### Text excerpt
══════
"The Beacon Chain has life." On May 11th and 12th, 2023, Ethereum faced two temporary loss of finality events that tested its resilience. Despite these challenges, the network maintained its vitality, autonomously recovering from both incidents. We're about to delve into these noteworthy events, scrutinizing their impact and the subsequent enhancements implemented to prevent similar incidents in the future.
May 11 and 12, 2023, will be marked as significant dates in Ethereum's history, where its resilience was put to the test. On May 11, around 20:19 UTC, Ethereum's Mainnet network witnessed a significant drop in block production, causing a four-epoch delay in finalization - a first for Ethereum. The following day, a similar incident occurred, this time stretching the delay to nine epochs and leading to an inactivity penalty.
During these incidents, a substantial dip in network participation was observed. The first drop occurred in epoch 200,551, resulting in a temporary halt in finalization until epoch 200,555. The second participation drop was seen in epoch 200,750, causing another pause in finalization until epoch 200,759.
Despite the initial concerns, Ethereum's network showcased its inherent robustness by autonomously recovering from both incidents. These events not only affirmed the resilience of Ethereum's Beacon Chain but also highlighted areas for potential enhancements. As we progress through this article, we'll explore these areas in greater detail.
During periods of non-finality, the Ethereum network deploys a crucial mechanism called the "inactivity leak.” This feature is ingrained in Ethereum 2.0's proof-of-stake protocol, engineered to sustain network functionality amidst significant disturbances - from events like World War III to large-scale natural disasters - that could result in a sizable number of validators going offline, thereby obstructing block finalization.
══════
### Records provided
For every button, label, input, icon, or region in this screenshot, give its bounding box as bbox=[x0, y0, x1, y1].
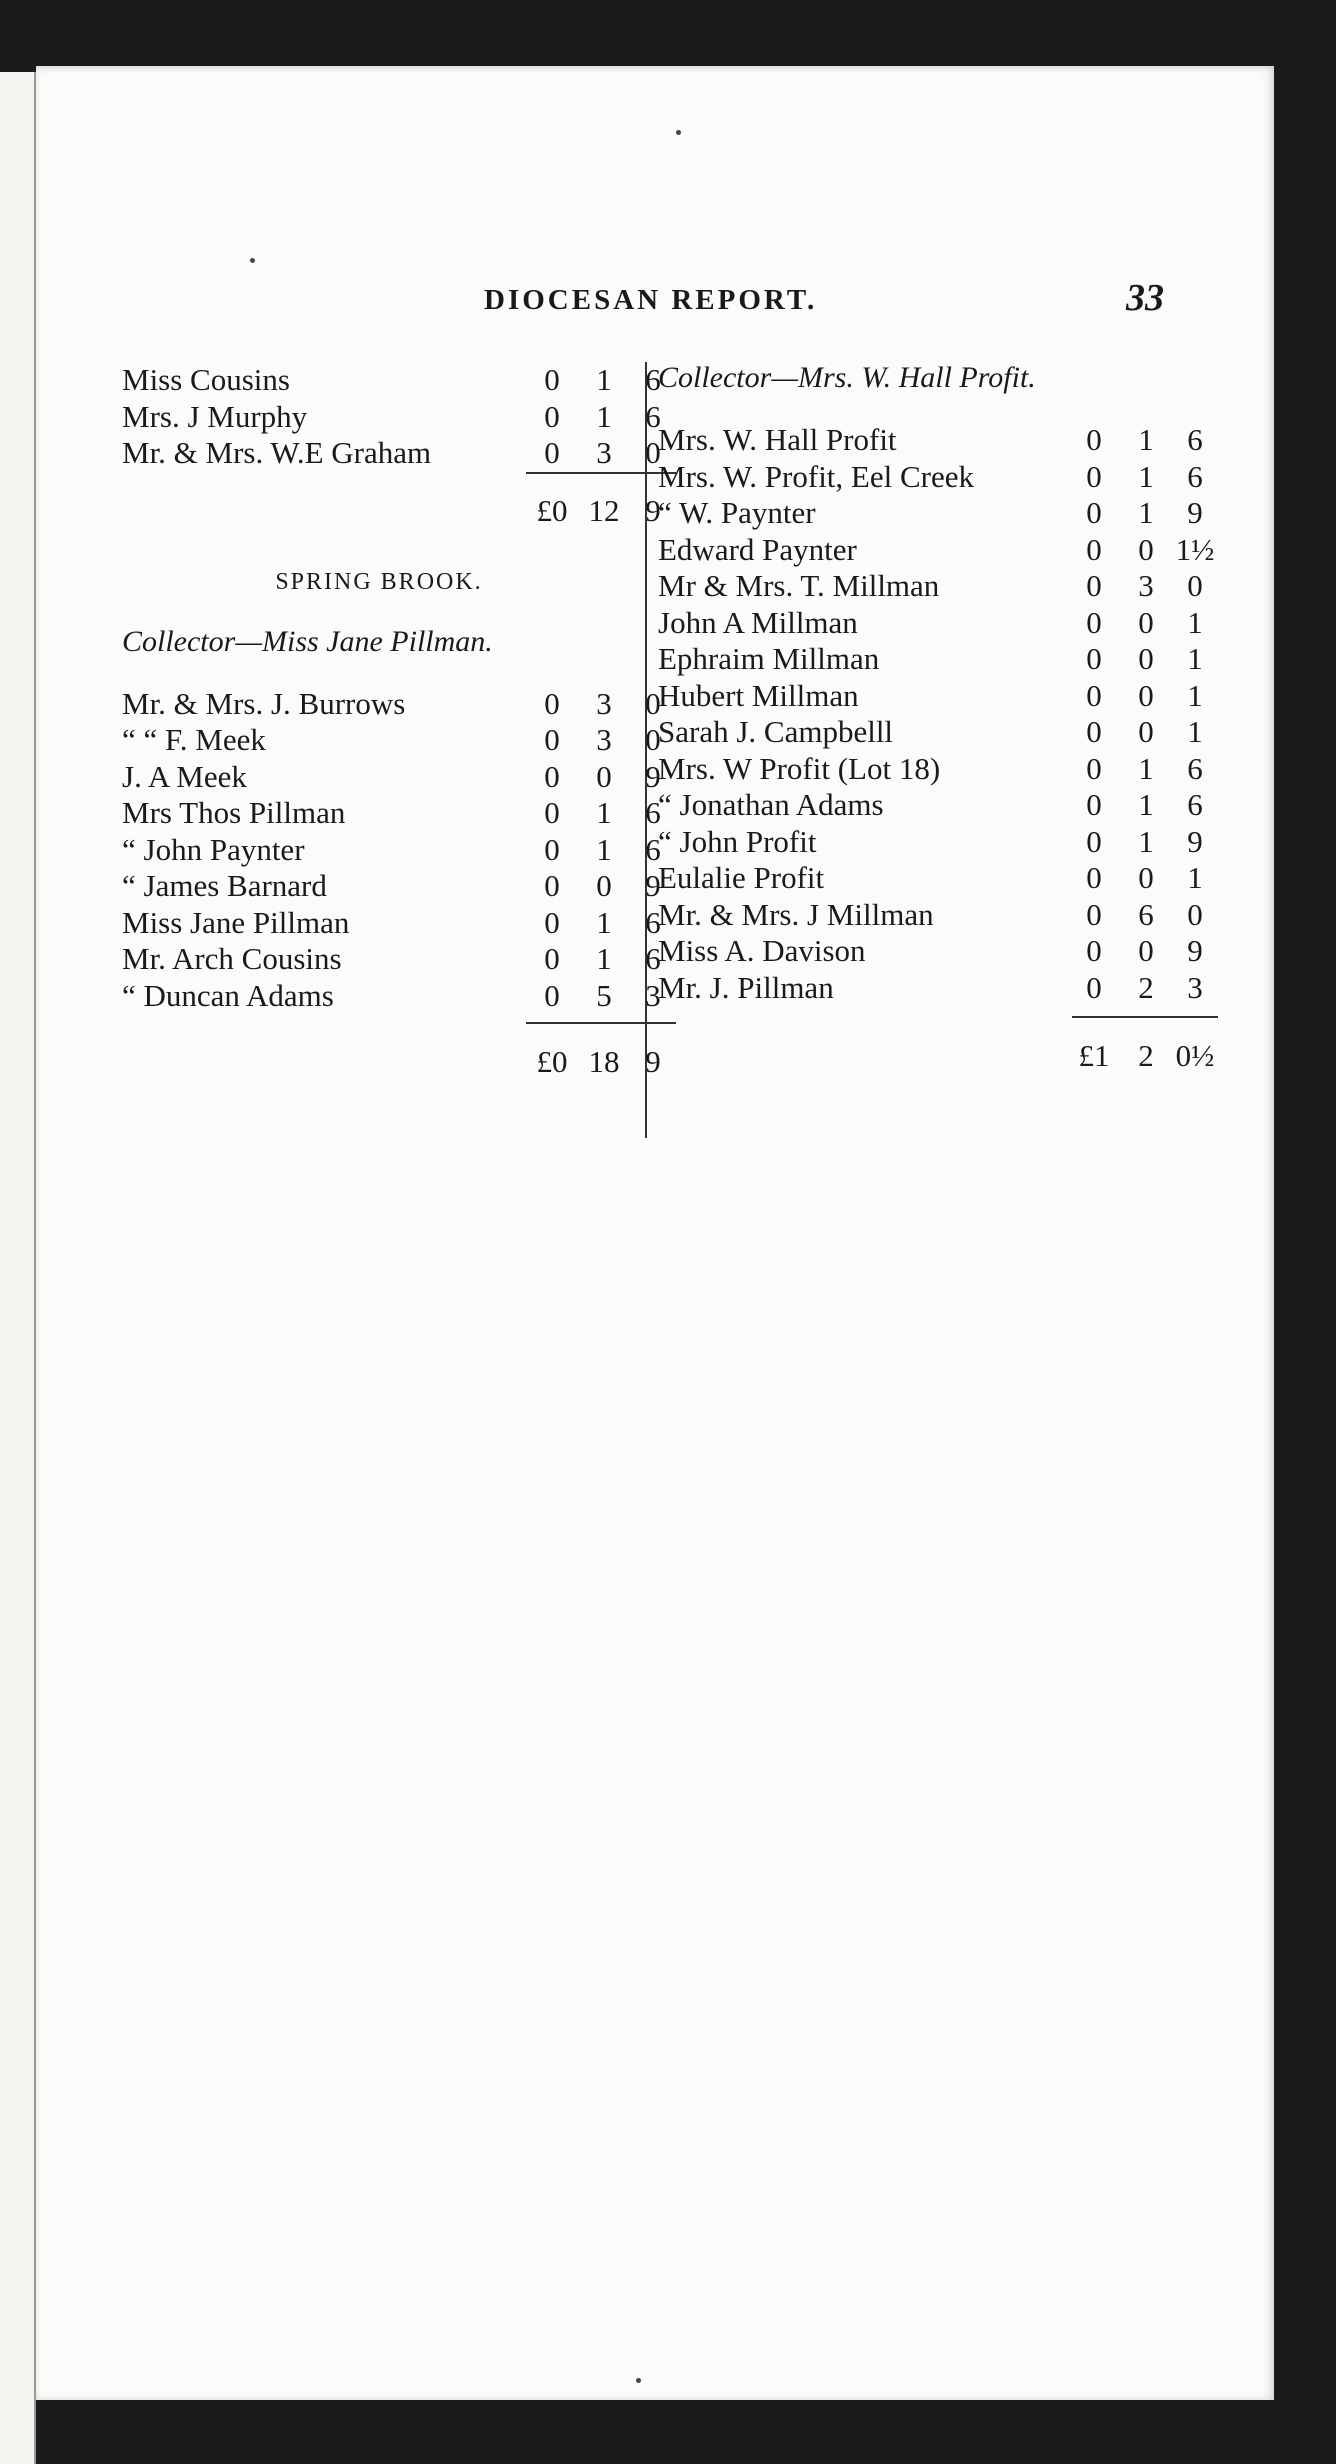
amount-pence: 6 bbox=[1187, 787, 1203, 822]
contributor-name: J. A Meek bbox=[122, 758, 247, 794]
ledger-row bbox=[658, 422, 1218, 459]
amount-pounds: 0 bbox=[1086, 531, 1102, 567]
amount-pounds: 0 bbox=[1086, 641, 1102, 676]
contributor-name: Edward Paynter bbox=[658, 531, 857, 567]
contributor-name: Miss Cousins bbox=[122, 362, 290, 397]
total-pounds: £1 bbox=[1078, 1037, 1110, 1073]
total-shillings: 2 bbox=[1138, 1037, 1154, 1073]
page-number: 33 bbox=[1126, 277, 1164, 319]
left-entries bbox=[122, 686, 676, 1015]
total-pence: 0½ bbox=[1175, 1037, 1215, 1073]
contributor-name: “ “ F. Meek bbox=[122, 722, 266, 757]
amount-pounds: 0 bbox=[544, 435, 560, 470]
amount-shillings: 1 bbox=[596, 831, 612, 867]
document-page bbox=[36, 66, 1274, 2400]
total-rule bbox=[658, 1016, 1218, 1022]
total-pounds: £0 bbox=[536, 493, 568, 528]
amount-shillings: 5 bbox=[596, 977, 612, 1013]
amount-pence: 6 bbox=[645, 362, 661, 397]
left-top-entries bbox=[122, 362, 676, 472]
amount-pence: 0 bbox=[645, 685, 661, 721]
amount-pounds: 0 bbox=[1086, 860, 1102, 895]
ledger-row bbox=[122, 905, 676, 942]
contributor-name: Mr. & Mrs. J. Burrows bbox=[122, 685, 406, 721]
amount-shillings: 1 bbox=[1138, 823, 1154, 859]
total-rule bbox=[122, 1022, 676, 1028]
right-total bbox=[658, 1022, 1218, 1074]
print-speck bbox=[250, 258, 255, 263]
left-total bbox=[122, 1028, 676, 1080]
amount-pounds: 0 bbox=[1086, 677, 1102, 713]
amount-pence: 1 bbox=[1187, 604, 1203, 640]
print-speck bbox=[676, 130, 681, 135]
right-column bbox=[658, 360, 1218, 1074]
amount-shillings: 0 bbox=[1138, 933, 1154, 968]
ledger-row bbox=[658, 751, 1218, 788]
ledger-row bbox=[658, 605, 1218, 642]
amount-pence: 9 bbox=[645, 758, 661, 794]
amount-pence: 1 bbox=[1187, 714, 1203, 749]
contributor-name: “ James Barnard bbox=[122, 868, 327, 903]
amount-pence: 9 bbox=[645, 868, 661, 903]
ledger-row bbox=[658, 860, 1218, 897]
amount-shillings: 0 bbox=[1138, 604, 1154, 640]
contributor-name: Mr. J. Pillman bbox=[658, 969, 834, 1005]
ledger-row bbox=[658, 678, 1218, 715]
amount-shillings: 1 bbox=[596, 941, 612, 976]
ledger-row bbox=[658, 933, 1218, 970]
amount-pounds: 0 bbox=[544, 795, 560, 830]
ledger-row bbox=[122, 399, 676, 436]
amount-shillings: 1 bbox=[596, 398, 612, 434]
total-rule bbox=[122, 472, 676, 478]
amount-shillings: 0 bbox=[1138, 531, 1154, 567]
section-heading: SPRING BROOK. bbox=[275, 568, 483, 595]
amount-shillings: 2 bbox=[1138, 969, 1154, 1005]
collector-line: Collector—Miss Jane Pillman. bbox=[122, 624, 493, 658]
ledger-row bbox=[658, 459, 1218, 496]
amount-pence: 0 bbox=[645, 722, 661, 757]
amount-pounds: 0 bbox=[1086, 787, 1102, 822]
amount-pounds: 0 bbox=[1086, 933, 1102, 968]
amount-pence: 6 bbox=[645, 941, 661, 976]
contributor-name: Mr. & Mrs. W.E Graham bbox=[122, 435, 432, 470]
contributor-name: Mr. Arch Cousins bbox=[122, 941, 342, 976]
amount-shillings: 1 bbox=[1138, 458, 1154, 494]
total-pence: 9 bbox=[645, 493, 661, 528]
amount-shillings: 0 bbox=[1138, 677, 1154, 713]
amount-shillings: 3 bbox=[596, 722, 612, 757]
contributor-name: John A Millman bbox=[658, 604, 858, 640]
amount-pounds: 0 bbox=[544, 904, 560, 940]
ledger-row bbox=[122, 795, 676, 832]
amount-pence: 0 bbox=[645, 435, 661, 470]
contributor-name: Sarah J. Campbelll bbox=[658, 714, 894, 749]
amount-shillings: 1 bbox=[1138, 750, 1154, 786]
contributor-name: Eulalie Profit bbox=[658, 860, 825, 895]
amount-pence: 1 bbox=[1187, 677, 1203, 713]
total-pounds: £0 bbox=[536, 1043, 568, 1079]
amount-pence: 9 bbox=[1187, 933, 1203, 968]
amount-pounds: 0 bbox=[544, 758, 560, 794]
contributor-name: Hubert Millman bbox=[658, 677, 859, 713]
amount-pounds: 0 bbox=[544, 398, 560, 434]
ledger-row bbox=[122, 362, 676, 399]
amount-shillings: 1 bbox=[596, 362, 612, 397]
amount-pounds: 0 bbox=[544, 831, 560, 867]
amount-pounds: 0 bbox=[544, 941, 560, 976]
contributor-name: Miss A. Davison bbox=[658, 933, 866, 968]
amount-pence: 6 bbox=[645, 795, 661, 830]
ledger-row bbox=[658, 824, 1218, 861]
amount-pounds: 0 bbox=[544, 977, 560, 1013]
ledger-row bbox=[658, 787, 1218, 824]
amount-pence: 3 bbox=[645, 977, 661, 1013]
right-entries bbox=[658, 422, 1218, 1006]
contributor-name: “ John Paynter bbox=[122, 831, 305, 867]
amount-pence: 9 bbox=[1187, 495, 1203, 530]
amount-pounds: 0 bbox=[544, 722, 560, 757]
amount-shillings: 3 bbox=[1138, 568, 1154, 603]
amount-pounds: 0 bbox=[1086, 823, 1102, 859]
amount-shillings: 3 bbox=[596, 435, 612, 470]
ledger-row bbox=[658, 532, 1218, 569]
ledger-row bbox=[122, 978, 676, 1015]
amount-pounds: 0 bbox=[1086, 750, 1102, 786]
contributor-name: Mr & Mrs. T. Millman bbox=[658, 568, 940, 603]
ledger-row bbox=[122, 832, 676, 869]
contributor-name: “ Duncan Adams bbox=[122, 977, 334, 1013]
amount-shillings: 6 bbox=[1138, 896, 1154, 932]
amount-pounds: 0 bbox=[544, 685, 560, 721]
amount-pounds: 0 bbox=[1086, 896, 1102, 932]
running-title: DIOCESAN REPORT. bbox=[484, 284, 818, 316]
ledger-row bbox=[122, 759, 676, 796]
amount-pounds: 0 bbox=[1086, 568, 1102, 603]
amount-pounds: 0 bbox=[544, 362, 560, 397]
amount-pence: 3 bbox=[1187, 969, 1203, 1005]
contributor-name: Mrs. W. Hall Profit bbox=[658, 422, 897, 457]
collector-line: Collector—Mrs. W. Hall Profit. bbox=[658, 361, 1036, 394]
amount-pounds: 0 bbox=[1086, 422, 1102, 457]
total-shillings: 18 bbox=[588, 1043, 620, 1079]
left-top-total bbox=[122, 478, 676, 530]
ledger-row bbox=[122, 941, 676, 978]
total-shillings: 12 bbox=[588, 493, 620, 528]
amount-pounds: 0 bbox=[1086, 714, 1102, 749]
adjacent-page-edge bbox=[0, 72, 36, 2464]
ledger-row bbox=[658, 641, 1218, 678]
amount-pounds: 0 bbox=[1086, 458, 1102, 494]
amount-shillings: 0 bbox=[1138, 714, 1154, 749]
amount-pounds: 0 bbox=[1086, 495, 1102, 530]
amount-pence: 0 bbox=[1187, 896, 1203, 932]
amount-pounds: 0 bbox=[1086, 604, 1102, 640]
ledger-row bbox=[122, 868, 676, 905]
amount-pence: 6 bbox=[1187, 750, 1203, 786]
amount-shillings: 1 bbox=[1138, 422, 1154, 457]
contributor-name: Mr. & Mrs. J Millman bbox=[658, 896, 934, 932]
amount-pence: 6 bbox=[1187, 422, 1203, 457]
amount-shillings: 1 bbox=[1138, 787, 1154, 822]
amount-shillings: 0 bbox=[1138, 641, 1154, 676]
amount-pence: 6 bbox=[645, 904, 661, 940]
contributor-name: Mrs. J Murphy bbox=[122, 398, 308, 434]
ledger-row bbox=[658, 495, 1218, 532]
page-header bbox=[36, 276, 1274, 326]
ledger-row bbox=[658, 897, 1218, 934]
contributor-name: Ephraim Millman bbox=[658, 641, 880, 676]
amount-pounds: 0 bbox=[1086, 969, 1102, 1005]
amount-pence: 1 bbox=[1187, 641, 1203, 676]
amount-shillings: 3 bbox=[596, 685, 612, 721]
contributor-name: “ W. Paynter bbox=[658, 495, 816, 530]
amount-pence: 1½ bbox=[1175, 531, 1215, 567]
amount-pence: 0 bbox=[1187, 568, 1203, 603]
contributor-name: Miss Jane Pillman bbox=[122, 904, 350, 940]
left-column bbox=[122, 362, 676, 1080]
amount-pence: 6 bbox=[1187, 458, 1203, 494]
contributor-name: Mrs Thos Pillman bbox=[122, 795, 346, 830]
ledger-row bbox=[658, 970, 1218, 1007]
amount-shillings: 0 bbox=[1138, 860, 1154, 895]
ledger-row bbox=[122, 722, 676, 759]
amount-shillings: 0 bbox=[596, 758, 612, 794]
ledger-row bbox=[122, 435, 676, 472]
amount-pence: 6 bbox=[645, 398, 661, 434]
contributor-name: Mrs. W Profit (Lot 18) bbox=[658, 750, 941, 786]
total-pence: 9 bbox=[645, 1043, 661, 1079]
ledger-row bbox=[658, 714, 1218, 751]
contributor-name: “ John Profit bbox=[658, 823, 817, 859]
amount-shillings: 1 bbox=[1138, 495, 1154, 530]
amount-pence: 6 bbox=[645, 831, 661, 867]
ledger-row bbox=[658, 568, 1218, 605]
amount-pence: 9 bbox=[1187, 823, 1203, 859]
amount-shillings: 0 bbox=[596, 868, 612, 903]
amount-pence: 1 bbox=[1187, 860, 1203, 895]
ledger-row bbox=[122, 686, 676, 723]
amount-shillings: 1 bbox=[596, 904, 612, 940]
amount-pounds: 0 bbox=[544, 868, 560, 903]
print-speck bbox=[636, 2378, 641, 2383]
contributor-name: Mrs. W. Profit, Eel Creek bbox=[658, 458, 974, 494]
amount-shillings: 1 bbox=[596, 795, 612, 830]
contributor-name: “ Jonathan Adams bbox=[658, 787, 884, 822]
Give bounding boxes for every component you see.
══════
### Written instruction
Copy out, word for word, the stretch of the article about Ethereum's loss of finality from "Despite the initial" through "in greater detail.". Rely only on the article about Ethereum's loss of finality, not on the listing.

### Result for this exercise
Despite the initial concerns, Ethereum's network showcased its inherent robustness by autonomously recovering from both incidents. These events not only affirmed the resilience of Ethereum's Beacon Chain but also highlighted areas for potential enhancements. As we progress through this article, we'll explore these areas in greater detail.